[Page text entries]
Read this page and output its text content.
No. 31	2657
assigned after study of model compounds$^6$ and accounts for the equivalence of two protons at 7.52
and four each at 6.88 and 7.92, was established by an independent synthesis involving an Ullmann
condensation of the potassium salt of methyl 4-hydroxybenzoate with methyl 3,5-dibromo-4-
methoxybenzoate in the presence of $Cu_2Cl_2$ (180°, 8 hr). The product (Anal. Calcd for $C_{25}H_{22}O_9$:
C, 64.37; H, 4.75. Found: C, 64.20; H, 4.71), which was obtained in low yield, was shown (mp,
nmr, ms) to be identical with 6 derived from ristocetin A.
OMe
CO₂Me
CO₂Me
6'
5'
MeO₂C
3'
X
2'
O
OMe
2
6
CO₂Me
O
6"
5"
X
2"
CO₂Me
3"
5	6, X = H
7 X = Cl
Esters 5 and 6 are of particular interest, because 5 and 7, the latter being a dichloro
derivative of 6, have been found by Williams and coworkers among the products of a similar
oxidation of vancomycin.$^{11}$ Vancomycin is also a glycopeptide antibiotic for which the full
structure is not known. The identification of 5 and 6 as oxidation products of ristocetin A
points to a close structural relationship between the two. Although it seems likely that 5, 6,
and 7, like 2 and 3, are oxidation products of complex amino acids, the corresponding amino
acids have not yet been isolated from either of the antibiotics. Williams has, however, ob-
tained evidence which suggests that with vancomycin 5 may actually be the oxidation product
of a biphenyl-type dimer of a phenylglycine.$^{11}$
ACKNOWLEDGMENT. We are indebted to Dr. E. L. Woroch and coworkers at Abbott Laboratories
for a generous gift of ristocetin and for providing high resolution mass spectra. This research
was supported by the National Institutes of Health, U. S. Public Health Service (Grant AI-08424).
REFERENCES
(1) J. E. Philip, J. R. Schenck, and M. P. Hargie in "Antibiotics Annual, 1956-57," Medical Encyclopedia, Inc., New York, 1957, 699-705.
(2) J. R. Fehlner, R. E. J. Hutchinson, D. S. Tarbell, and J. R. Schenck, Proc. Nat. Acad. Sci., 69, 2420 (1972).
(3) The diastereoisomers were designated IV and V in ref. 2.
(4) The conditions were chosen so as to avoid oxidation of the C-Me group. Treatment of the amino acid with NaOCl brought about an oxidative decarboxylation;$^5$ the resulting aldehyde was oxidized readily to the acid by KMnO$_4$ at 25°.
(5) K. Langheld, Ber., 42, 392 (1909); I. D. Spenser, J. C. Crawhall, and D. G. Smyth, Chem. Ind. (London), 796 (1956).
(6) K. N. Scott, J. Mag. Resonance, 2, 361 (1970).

Your instructions:
Could you write out all the data exactly as it is given?

Task response:
Read this page and output its text content.
No. 31	2657
assigned after study of model compounds$^6$ and accounts for the equivalence of two protons at 7.52
and four each at 6.88 and 7.92, was established by an independent synthesis involving an Ullmann
condensation of the potassium salt of methyl 4-hydroxybenzoate with methyl 3,5-dibromo-4-
methoxybenzoate in the presence of $Cu_2Cl_2$ (180°, 8 hr). The product (Anal. Calcd for $C_{25}H_{22}O_9$:
C, 64.37; H, 4.75. Found: C, 64.20; H, 4.71), which was obtained in low yield, was shown (mp,
nmr, ms) to be identical with 6 derived from ristocetin A.
OMe
CO₂Me
CO₂Me
6'
5'
MeO₂C
3'
X
2'
O
OMe
2
6
CO₂Me
O
6"
5"
X
2"
CO₂Me
3"
5	6, X = H
7 X = Cl
Esters 5 and 6 are of particular interest, because 5 and 7, the latter being a dichloro
derivative of 6, have been found by Williams and coworkers among the products of a similar
oxidation of vancomycin.$^{11}$ Vancomycin is also a glycopeptide antibiotic for which the full
structure is not known. The identification of 5 and 6 as oxidation products of ristocetin A
points to a close structural relationship between the two. Although it seems likely that 5, 6,
and 7, like 2 and 3, are oxidation products of complex amino acids, the corresponding amino
acids have not yet been isolated from either of the antibiotics. Williams has, however, ob-
tained evidence which suggests that with vancomycin 5 may actually be the oxidation product
of a biphenyl-type dimer of a phenylglycine.$^{11}$
ACKNOWLEDGMENT. We are indebted to Dr. E. L. Woroch and coworkers at Abbott Laboratories
for a generous gift of ristocetin and for providing high resolution mass spectra. This research
was supported by the National Institutes of Health, U. S. Public Health Service (Grant AI-08424).
REFERENCES
(1) J. E. Philip, J. R. Schenck, and M. P. Hargie in "Antibiotics Annual, 1956-57," Medical Encyclopedia, Inc., New York, 1957, 699-705.
(2) J. R. Fehlner, R. E. J. Hutchinson, D. S. Tarbell, and J. R. Schenck, Proc. Nat. Acad. Sci., 69, 2420 (1972).
(3) The diastereoisomers were designated IV and V in ref. 2.
(4) The conditions were chosen so as to avoid oxidation of the C-Me group. Treatment of the amino acid with NaOCl brought about an oxidative decarboxylation;$^5$ the resulting aldehyde was oxidized readily to the acid by KMnO$_4$ at 25°.
(5) K. Langheld, Ber., 42, 392 (1909); I. D. Spenser, J. C. Crawhall, and D. G. Smyth, Chem. Ind. (London), 796 (1956).
(6) K. N. Scott, J. Mag. Resonance, 2, 361 (1970).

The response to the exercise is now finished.